#### Stored data:
## BEGIN

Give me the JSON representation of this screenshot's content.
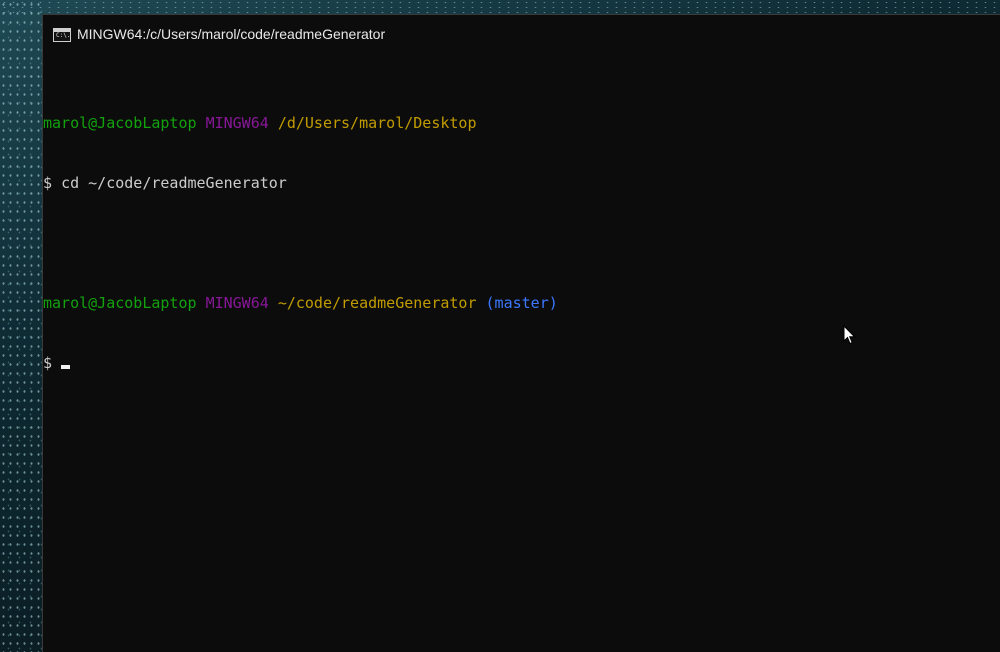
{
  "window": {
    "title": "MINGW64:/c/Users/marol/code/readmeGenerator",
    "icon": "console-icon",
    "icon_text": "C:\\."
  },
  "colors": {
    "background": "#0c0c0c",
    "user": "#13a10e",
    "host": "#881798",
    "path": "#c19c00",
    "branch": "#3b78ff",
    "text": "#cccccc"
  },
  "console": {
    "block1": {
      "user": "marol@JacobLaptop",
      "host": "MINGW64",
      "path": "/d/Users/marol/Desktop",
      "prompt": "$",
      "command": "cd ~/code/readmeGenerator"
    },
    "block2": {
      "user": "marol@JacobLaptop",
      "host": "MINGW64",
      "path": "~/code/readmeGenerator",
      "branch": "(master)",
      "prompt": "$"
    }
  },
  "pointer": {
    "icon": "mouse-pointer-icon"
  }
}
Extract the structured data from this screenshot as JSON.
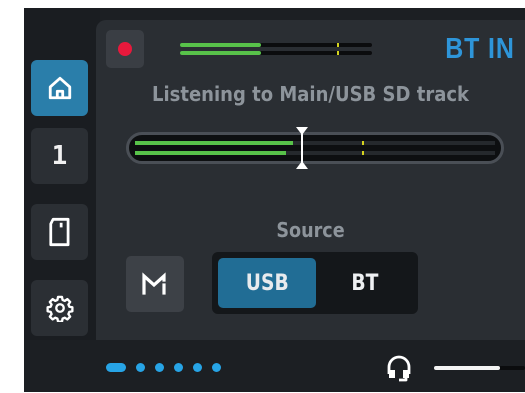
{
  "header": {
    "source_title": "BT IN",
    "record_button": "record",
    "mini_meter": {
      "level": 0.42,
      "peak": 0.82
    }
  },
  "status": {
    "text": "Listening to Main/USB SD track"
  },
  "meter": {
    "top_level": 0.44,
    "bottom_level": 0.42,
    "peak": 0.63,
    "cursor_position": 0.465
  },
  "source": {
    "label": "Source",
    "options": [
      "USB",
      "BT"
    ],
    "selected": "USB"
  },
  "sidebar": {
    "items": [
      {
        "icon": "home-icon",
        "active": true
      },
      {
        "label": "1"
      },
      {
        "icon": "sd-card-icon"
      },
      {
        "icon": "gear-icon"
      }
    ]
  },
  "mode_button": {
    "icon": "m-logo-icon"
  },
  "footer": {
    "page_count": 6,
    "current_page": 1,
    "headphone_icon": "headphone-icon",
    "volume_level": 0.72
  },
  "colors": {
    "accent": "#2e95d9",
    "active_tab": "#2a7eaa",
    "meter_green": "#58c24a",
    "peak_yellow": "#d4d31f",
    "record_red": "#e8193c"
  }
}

## END

#### What is being asked:
Collect, from the material above, every line containing the word "this".

#### Full response:
Give me the JSON representation of this screenshot's content.
Extract the structured data from this screenshot as JSON.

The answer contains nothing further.